(Items from a figure collection)
----

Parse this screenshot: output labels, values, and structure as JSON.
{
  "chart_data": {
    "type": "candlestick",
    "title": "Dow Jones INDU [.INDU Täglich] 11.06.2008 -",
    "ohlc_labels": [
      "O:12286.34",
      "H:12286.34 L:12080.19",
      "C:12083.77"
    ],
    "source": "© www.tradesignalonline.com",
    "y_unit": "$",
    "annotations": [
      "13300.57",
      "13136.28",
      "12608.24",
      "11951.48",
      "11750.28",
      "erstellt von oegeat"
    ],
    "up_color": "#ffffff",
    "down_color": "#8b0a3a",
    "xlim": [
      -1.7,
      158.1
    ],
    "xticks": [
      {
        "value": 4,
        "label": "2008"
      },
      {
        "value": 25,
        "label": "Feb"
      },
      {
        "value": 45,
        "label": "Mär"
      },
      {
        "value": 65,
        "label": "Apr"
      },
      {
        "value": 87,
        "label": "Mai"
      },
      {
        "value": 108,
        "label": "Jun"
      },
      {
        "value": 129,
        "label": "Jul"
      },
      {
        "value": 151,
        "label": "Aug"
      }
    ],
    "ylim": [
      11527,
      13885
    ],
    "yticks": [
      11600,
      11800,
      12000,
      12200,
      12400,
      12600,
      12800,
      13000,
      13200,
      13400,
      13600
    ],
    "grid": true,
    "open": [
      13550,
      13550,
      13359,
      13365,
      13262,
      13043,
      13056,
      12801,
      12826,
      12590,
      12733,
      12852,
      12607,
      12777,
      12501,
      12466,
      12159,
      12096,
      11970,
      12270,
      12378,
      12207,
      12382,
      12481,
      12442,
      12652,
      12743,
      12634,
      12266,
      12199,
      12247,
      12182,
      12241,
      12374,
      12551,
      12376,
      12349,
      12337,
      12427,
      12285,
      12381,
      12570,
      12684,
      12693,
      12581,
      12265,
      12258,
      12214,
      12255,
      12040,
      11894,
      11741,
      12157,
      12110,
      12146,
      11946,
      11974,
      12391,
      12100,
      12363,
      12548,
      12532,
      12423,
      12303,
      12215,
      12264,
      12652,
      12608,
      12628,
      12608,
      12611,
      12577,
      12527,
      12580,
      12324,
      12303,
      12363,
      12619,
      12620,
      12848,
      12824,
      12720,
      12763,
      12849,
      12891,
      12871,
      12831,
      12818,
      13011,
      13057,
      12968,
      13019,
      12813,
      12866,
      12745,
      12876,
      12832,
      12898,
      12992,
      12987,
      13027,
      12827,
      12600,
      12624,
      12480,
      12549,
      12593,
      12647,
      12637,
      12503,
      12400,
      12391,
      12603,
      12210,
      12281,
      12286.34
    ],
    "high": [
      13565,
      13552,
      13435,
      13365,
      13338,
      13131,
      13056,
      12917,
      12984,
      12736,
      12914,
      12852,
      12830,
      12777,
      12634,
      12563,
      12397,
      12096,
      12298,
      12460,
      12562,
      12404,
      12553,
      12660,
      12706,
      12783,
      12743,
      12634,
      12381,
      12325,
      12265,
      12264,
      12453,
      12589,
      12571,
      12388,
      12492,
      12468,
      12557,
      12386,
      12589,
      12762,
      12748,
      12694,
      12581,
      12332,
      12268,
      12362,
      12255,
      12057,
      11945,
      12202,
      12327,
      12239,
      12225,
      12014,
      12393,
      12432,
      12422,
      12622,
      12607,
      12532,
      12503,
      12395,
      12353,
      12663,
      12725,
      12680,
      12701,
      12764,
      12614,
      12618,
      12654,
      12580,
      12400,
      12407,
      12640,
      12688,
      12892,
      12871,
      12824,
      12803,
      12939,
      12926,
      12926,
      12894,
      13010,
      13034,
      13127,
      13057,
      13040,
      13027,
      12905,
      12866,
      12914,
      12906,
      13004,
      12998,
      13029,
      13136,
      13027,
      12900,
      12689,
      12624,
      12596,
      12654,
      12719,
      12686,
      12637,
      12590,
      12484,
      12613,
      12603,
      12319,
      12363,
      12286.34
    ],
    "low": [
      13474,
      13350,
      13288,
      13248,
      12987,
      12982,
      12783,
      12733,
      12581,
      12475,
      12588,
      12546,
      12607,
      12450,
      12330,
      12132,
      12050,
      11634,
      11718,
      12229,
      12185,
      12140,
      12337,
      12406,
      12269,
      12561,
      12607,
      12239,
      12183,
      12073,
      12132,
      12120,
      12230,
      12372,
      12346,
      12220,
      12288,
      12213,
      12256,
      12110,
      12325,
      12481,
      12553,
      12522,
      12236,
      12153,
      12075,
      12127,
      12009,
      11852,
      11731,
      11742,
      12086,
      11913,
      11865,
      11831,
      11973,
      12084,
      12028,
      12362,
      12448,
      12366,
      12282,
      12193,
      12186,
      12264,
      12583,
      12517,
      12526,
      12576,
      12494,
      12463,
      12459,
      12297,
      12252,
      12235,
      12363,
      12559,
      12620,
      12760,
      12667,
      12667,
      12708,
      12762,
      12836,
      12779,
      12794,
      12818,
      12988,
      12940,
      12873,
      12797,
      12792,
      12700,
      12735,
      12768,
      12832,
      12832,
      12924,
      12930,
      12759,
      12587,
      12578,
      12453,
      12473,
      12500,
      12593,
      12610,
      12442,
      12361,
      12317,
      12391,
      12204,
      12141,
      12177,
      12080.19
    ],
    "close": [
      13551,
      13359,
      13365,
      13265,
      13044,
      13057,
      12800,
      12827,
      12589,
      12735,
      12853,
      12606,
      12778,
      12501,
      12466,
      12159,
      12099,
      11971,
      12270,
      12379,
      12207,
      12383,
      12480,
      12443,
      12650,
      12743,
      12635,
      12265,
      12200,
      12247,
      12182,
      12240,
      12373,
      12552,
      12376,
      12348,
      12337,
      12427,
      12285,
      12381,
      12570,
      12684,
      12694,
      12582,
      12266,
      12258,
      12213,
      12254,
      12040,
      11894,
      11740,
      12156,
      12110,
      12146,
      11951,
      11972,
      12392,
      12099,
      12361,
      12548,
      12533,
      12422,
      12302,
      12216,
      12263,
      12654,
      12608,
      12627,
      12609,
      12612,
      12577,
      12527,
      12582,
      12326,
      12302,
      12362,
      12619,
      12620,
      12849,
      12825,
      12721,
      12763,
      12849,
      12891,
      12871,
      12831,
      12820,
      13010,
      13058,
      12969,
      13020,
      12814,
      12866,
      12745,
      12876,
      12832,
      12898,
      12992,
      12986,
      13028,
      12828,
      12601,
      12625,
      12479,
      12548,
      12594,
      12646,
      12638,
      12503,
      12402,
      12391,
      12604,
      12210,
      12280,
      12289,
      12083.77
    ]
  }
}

----

WHAT TO WORK ON: Using the data above, output each line exactly.

FULL SOLUTION:
Parse this screenshot: output labels, values, and structure as JSON.
{
  "chart_data": {
    "type": "candlestick",
    "title": "Dow Jones INDU [.INDU Täglich] 11.06.2008 -",
    "ohlc_labels": [
      "O:12286.34",
      "H:12286.34 L:12080.19",
      "C:12083.77"
    ],
    "source": "© www.tradesignalonline.com",
    "y_unit": "$",
    "annotations": [
      "13300.57",
      "13136.28",
      "12608.24",
      "11951.48",
      "11750.28",
      "erstellt von oegeat"
    ],
    "up_color": "#ffffff",
    "down_color": "#8b0a3a",
    "xlim": [
      -1.7,
      158.1
    ],
    "xticks": [
      {
        "value": 4,
        "label": "2008"
      },
      {
        "value": 25,
        "label": "Feb"
      },
      {
        "value": 45,
        "label": "Mär"
      },
      {
        "value": 65,
        "label": "Apr"
      },
      {
        "value": 87,
        "label": "Mai"
      },
      {
        "value": 108,
        "label": "Jun"
      },
      {
        "value": 129,
        "label": "Jul"
      },
      {
        "value": 151,
        "label": "Aug"
      }
    ],
    "ylim": [
      11527,
      13885
    ],
    "yticks": [
      11600,
      11800,
      12000,
      12200,
      12400,
      12600,
      12800,
      13000,
      13200,
      13400,
      13600
    ],
    "grid": true,
    "open": [
      13550,
      13550,
      13359,
      13365,
      13262,
      13043,
      13056,
      12801,
      12826,
      12590,
      12733,
      12852,
      12607,
      12777,
      12501,
      12466,
      12159,
      12096,
      11970,
      12270,
      12378,
      12207,
      12382,
      12481,
      12442,
      12652,
      12743,
      12634,
      12266,
      12199,
      12247,
      12182,
      12241,
      12374,
      12551,
      12376,
      12349,
      12337,
      12427,
      12285,
      12381,
      12570,
      12684,
      12693,
      12581,
      12265,
      12258,
      12214,
      12255,
      12040,
      11894,
      11741,
      12157,
      12110,
      12146,
      11946,
      11974,
      12391,
      12100,
      12363,
      12548,
      12532,
      12423,
      12303,
      12215,
      12264,
      12652,
      12608,
      12628,
      12608,
      12611,
      12577,
      12527,
      12580,
      12324,
      12303,
      12363,
      12619,
      12620,
      12848,
      12824,
      12720,
      12763,
      12849,
      12891,
      12871,
      12831,
      12818,
      13011,
      13057,
      12968,
      13019,
      12813,
      12866,
      12745,
      12876,
      12832,
      12898,
      12992,
      12987,
      13027,
      12827,
      12600,
      12624,
      12480,
      12549,
      12593,
      12647,
      12637,
      12503,
      12400,
      12391,
      12603,
      12210,
      12281,
      12286.34
    ],
    "high": [
      13565,
      13552,
      13435,
      13365,
      13338,
      13131,
      13056,
      12917,
      12984,
      12736,
      12914,
      12852,
      12830,
      12777,
      12634,
      12563,
      12397,
      12096,
      12298,
      12460,
      12562,
      12404,
      12553,
      12660,
      12706,
      12783,
      12743,
      12634,
      12381,
      12325,
      12265,
      12264,
      12453,
      12589,
      12571,
      12388,
      12492,
      12468,
      12557,
      12386,
      12589,
      12762,
      12748,
      12694,
      12581,
      12332,
      12268,
      12362,
      12255,
      12057,
      11945,
      12202,
      12327,
      12239,
      12225,
      12014,
      12393,
      12432,
      12422,
      12622,
      12607,
      12532,
      12503,
      12395,
      12353,
      12663,
      12725,
      12680,
      12701,
      12764,
      12614,
      12618,
      12654,
      12580,
      12400,
      12407,
      12640,
      12688,
      12892,
      12871,
      12824,
      12803,
      12939,
      12926,
      12926,
      12894,
      13010,
      13034,
      13127,
      13057,
      13040,
      13027,
      12905,
      12866,
      12914,
      12906,
      13004,
      12998,
      13029,
      13136,
      13027,
      12900,
      12689,
      12624,
      12596,
      12654,
      12719,
      12686,
      12637,
      12590,
      12484,
      12613,
      12603,
      12319,
      12363,
      12286.34
    ],
    "low": [
      13474,
      13350,
      13288,
      13248,
      12987,
      12982,
      12783,
      12733,
      12581,
      12475,
      12588,
      12546,
      12607,
      12450,
      12330,
      12132,
      12050,
      11634,
      11718,
      12229,
      12185,
      12140,
      12337,
      12406,
      12269,
      12561,
      12607,
      12239,
      12183,
      12073,
      12132,
      12120,
      12230,
      12372,
      12346,
      12220,
      12288,
      12213,
      12256,
      12110,
      12325,
      12481,
      12553,
      12522,
      12236,
      12153,
      12075,
      12127,
      12009,
      11852,
      11731,
      11742,
      12086,
      11913,
      11865,
      11831,
      11973,
      12084,
      12028,
      12362,
      12448,
      12366,
      12282,
      12193,
      12186,
      12264,
      12583,
      12517,
      12526,
      12576,
      12494,
      12463,
      12459,
      12297,
      12252,
      12235,
      12363,
      12559,
      12620,
      12760,
      12667,
      12667,
      12708,
      12762,
      12836,
      12779,
      12794,
      12818,
      12988,
      12940,
      12873,
      12797,
      12792,
      12700,
      12735,
      12768,
      12832,
      12832,
      12924,
      12930,
      12759,
      12587,
      12578,
      12453,
      12473,
      12500,
      12593,
      12610,
      12442,
      12361,
      12317,
      12391,
      12204,
      12141,
      12177,
      12080.19
    ],
    "close": [
      13551,
      13359,
      13365,
      13265,
      13044,
      13057,
      12800,
      12827,
      12589,
      12735,
      12853,
      12606,
      12778,
      12501,
      12466,
      12159,
      12099,
      11971,
      12270,
      12379,
      12207,
      12383,
      12480,
      12443,
      12650,
      12743,
      12635,
      12265,
      12200,
      12247,
      12182,
      12240,
      12373,
      12552,
      12376,
      12348,
      12337,
      12427,
      12285,
      12381,
      12570,
      12684,
      12694,
      12582,
      12266,
      12258,
      12213,
      12254,
      12040,
      11894,
      11740,
      12156,
      12110,
      12146,
      11951,
      11972,
      12392,
      12099,
      12361,
      12548,
      12533,
      12422,
      12302,
      12216,
      12263,
      12654,
      12608,
      12627,
      12609,
      12612,
      12577,
      12527,
      12582,
      12326,
      12302,
      12362,
      12619,
      12620,
      12849,
      12825,
      12721,
      12763,
      12849,
      12891,
      12871,
      12831,
      12820,
      13010,
      13058,
      12969,
      13020,
      12814,
      12866,
      12745,
      12876,
      12832,
      12898,
      12992,
      12986,
      13028,
      12828,
      12601,
      12625,
      12479,
      12548,
      12594,
      12646,
      12638,
      12503,
      12402,
      12391,
      12604,
      12210,
      12280,
      12289,
      12083.77
    ]
  }
}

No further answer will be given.